Extracted text ::
__________________________________________________

Chlorination Products

• not very useful synthetically
• usually multiple products
  e.g., CH4 --> CH3Cl --> CH2Cl2 --> CHCl3 --> CCl4

Chlorination Mechanism

• radical chain mechanism
  (like polymerization)
• initiation (generation of radicals)
• propagation (reaction of radicals)
  products are generated in these steps
  net reaction is the sum of these steps
• termination (loss of radicals)

Chlorination Mechanism

• Initiation:
  Cl-Cl + hv ----> 2 Cl·
• Propagation:
  Cl· + CH4 ----> CH3· + H-Cl
  CH3· + Cl-Cl ----> CH3-Cl + Cl·
  (repeat the propagation steps)
• Termination:
  e.g., 2 CH3· ---> CH3CH3 (minor product)

Alcohols to Alkyl Halides

• R-OH + HX ----> R-X + H2O
  works best for 3° alcohols
• 1° and 2° alcohols converted by:
  R-OH --(SOCl2)--> R-Cl
  R-OH --(PBr3)--> R-Br

Grignard Reagents

• R-X + Mg ----> R-Mg-X
• works for almost all R groups
• works for X = Cl, Br, I
• makes a nucleophilic C
• reacts with electrophiles
• RMgX + H2O ----> RH
  (many more reactions later)
  

Nucleophilic Substitution

• R-X + Nu:- ----> R-Nu + X:-
• replacement of X- (a leaving group)
• X- often halide
• wide variety of nucleophiles
• very versatile synthetic reaction

Recognizing Nucleophiles

• must have a pair of electrons
• often have a negative charge
• often are basic
• larger halides are better nucleophiles
• I- > Br- > Cl- > F-

The SN2 Mechanism

• concerted (single step)

__________________________________________________

Stored rows ::
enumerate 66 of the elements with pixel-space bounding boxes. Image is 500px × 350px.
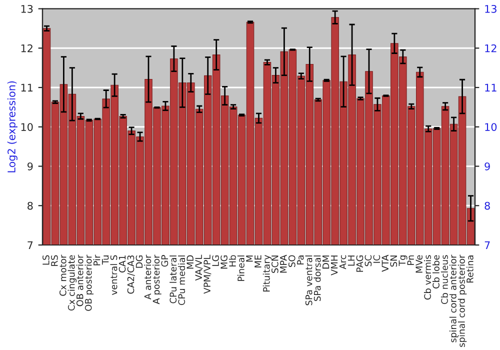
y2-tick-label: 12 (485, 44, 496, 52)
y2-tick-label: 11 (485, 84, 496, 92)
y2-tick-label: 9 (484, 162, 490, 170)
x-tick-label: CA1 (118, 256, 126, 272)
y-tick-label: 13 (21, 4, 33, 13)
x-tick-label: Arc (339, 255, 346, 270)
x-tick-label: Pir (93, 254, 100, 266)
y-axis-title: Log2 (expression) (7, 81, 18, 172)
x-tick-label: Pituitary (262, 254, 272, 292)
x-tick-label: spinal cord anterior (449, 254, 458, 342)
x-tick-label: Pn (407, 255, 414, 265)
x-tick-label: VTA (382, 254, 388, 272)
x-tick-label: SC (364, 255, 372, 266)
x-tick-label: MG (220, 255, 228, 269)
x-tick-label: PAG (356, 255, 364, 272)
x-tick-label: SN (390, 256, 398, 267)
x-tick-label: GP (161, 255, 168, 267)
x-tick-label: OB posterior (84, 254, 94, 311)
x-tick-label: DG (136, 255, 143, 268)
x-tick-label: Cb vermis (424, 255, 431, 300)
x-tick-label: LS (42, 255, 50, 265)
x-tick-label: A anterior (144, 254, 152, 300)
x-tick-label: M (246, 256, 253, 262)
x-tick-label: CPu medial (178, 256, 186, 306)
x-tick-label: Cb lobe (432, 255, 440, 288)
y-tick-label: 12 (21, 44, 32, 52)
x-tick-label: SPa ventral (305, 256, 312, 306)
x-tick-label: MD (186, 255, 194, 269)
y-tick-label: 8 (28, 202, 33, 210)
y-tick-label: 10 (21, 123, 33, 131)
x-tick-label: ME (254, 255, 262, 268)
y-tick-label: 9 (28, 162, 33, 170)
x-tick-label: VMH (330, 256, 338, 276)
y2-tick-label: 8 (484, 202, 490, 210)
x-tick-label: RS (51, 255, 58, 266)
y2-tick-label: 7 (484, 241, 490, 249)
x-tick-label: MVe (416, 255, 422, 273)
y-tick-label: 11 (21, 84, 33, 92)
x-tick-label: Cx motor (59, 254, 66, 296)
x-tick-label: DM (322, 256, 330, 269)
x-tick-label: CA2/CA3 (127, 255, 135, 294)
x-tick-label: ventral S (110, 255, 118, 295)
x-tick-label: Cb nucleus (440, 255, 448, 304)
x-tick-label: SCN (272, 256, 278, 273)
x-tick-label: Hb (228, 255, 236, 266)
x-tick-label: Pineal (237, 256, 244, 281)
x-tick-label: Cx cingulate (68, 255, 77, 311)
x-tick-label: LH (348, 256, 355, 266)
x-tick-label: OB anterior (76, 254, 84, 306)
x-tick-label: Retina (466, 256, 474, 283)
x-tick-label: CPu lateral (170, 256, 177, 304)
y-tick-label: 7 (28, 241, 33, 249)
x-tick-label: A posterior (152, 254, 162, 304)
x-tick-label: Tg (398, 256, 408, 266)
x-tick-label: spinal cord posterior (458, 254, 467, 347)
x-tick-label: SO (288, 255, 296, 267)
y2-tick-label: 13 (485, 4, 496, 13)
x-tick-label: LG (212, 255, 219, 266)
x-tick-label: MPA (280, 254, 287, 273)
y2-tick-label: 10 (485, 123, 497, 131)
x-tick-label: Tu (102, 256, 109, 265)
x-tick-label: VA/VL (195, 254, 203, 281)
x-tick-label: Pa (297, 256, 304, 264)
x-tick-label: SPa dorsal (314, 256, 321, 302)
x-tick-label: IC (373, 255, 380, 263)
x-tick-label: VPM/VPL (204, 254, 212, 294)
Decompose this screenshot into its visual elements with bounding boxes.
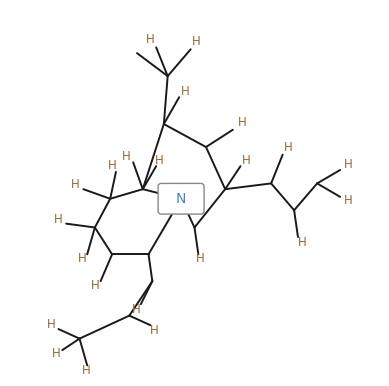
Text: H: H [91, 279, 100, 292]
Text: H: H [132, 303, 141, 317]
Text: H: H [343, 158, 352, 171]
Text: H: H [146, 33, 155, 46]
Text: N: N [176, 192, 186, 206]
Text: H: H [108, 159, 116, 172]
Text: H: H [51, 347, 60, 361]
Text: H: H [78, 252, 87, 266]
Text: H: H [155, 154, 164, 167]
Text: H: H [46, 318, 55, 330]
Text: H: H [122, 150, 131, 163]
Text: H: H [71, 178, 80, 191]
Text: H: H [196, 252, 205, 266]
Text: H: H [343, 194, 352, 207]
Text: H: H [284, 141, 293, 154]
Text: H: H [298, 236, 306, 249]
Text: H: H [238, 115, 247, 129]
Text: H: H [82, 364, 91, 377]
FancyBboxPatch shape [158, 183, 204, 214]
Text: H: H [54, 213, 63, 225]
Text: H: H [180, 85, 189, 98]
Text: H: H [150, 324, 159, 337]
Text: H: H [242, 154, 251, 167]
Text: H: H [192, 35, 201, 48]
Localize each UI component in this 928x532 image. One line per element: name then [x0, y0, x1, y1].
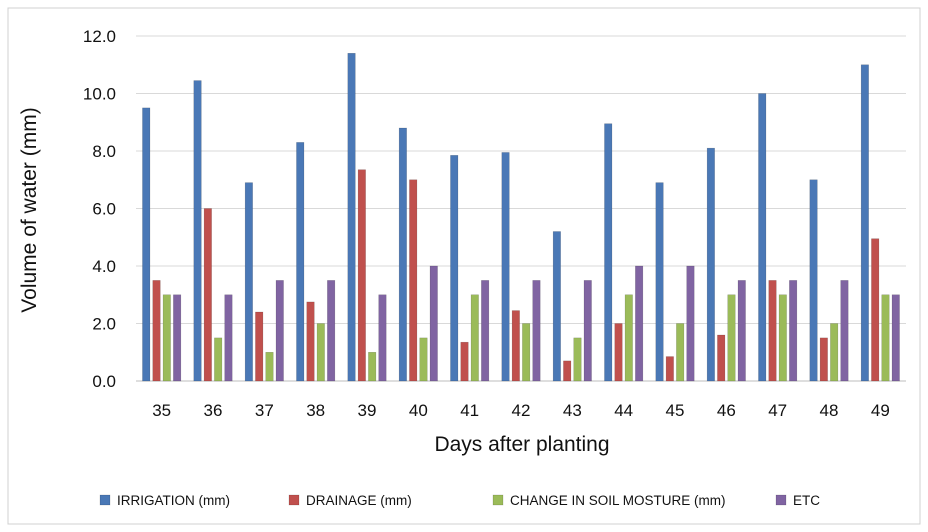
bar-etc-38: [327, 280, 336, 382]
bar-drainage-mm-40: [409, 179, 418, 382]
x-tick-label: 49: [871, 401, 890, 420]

__________________________________________________

What the task requires :: From the organic chemistry notes, list every product that the example chain under "Chlorination Products" shows forming from CH4. Nothing in the entries is needed for the task.

Correct output :: CH3Cl, CH2Cl2, CHCl3, CCl4